| Set exercise |
Check every line of the entries for "设置问题", and copy the lines that hold it.

| Excerpt from a dataset |
---
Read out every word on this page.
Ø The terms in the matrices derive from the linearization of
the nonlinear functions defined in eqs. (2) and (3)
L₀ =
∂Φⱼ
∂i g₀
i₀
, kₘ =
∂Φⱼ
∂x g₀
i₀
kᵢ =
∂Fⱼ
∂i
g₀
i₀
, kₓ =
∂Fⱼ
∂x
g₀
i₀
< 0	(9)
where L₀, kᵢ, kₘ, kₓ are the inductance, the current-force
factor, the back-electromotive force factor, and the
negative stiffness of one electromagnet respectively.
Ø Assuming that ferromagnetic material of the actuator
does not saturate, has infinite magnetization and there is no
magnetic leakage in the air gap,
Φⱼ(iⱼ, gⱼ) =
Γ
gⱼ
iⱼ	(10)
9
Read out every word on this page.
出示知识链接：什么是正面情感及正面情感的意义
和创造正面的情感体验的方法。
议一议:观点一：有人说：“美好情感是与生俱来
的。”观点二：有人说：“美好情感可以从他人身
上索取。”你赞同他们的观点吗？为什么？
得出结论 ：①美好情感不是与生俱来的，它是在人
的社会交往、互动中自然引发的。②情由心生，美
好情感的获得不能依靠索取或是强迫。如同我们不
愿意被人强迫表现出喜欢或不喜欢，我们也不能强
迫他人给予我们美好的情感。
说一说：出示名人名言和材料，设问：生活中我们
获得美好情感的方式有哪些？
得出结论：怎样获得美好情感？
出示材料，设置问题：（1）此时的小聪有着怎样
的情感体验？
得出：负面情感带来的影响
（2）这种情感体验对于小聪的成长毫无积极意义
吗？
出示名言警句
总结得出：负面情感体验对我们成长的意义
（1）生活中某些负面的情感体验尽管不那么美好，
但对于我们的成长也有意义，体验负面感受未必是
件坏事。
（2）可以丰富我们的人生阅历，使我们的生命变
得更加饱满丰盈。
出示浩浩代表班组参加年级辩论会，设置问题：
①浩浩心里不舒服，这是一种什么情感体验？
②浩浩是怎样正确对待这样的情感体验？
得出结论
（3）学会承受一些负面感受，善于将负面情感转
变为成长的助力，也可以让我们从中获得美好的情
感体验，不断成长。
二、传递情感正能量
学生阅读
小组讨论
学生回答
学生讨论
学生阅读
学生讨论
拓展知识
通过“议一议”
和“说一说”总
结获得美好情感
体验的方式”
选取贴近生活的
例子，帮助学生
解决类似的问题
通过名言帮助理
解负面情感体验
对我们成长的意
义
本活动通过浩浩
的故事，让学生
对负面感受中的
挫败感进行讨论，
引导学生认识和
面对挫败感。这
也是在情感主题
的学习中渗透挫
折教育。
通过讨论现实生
---
| Expected answer |
出示材料，设置问题：（1）此时的小聪有着怎样
出示浩浩代表班组参加年级辩论会，设置问题：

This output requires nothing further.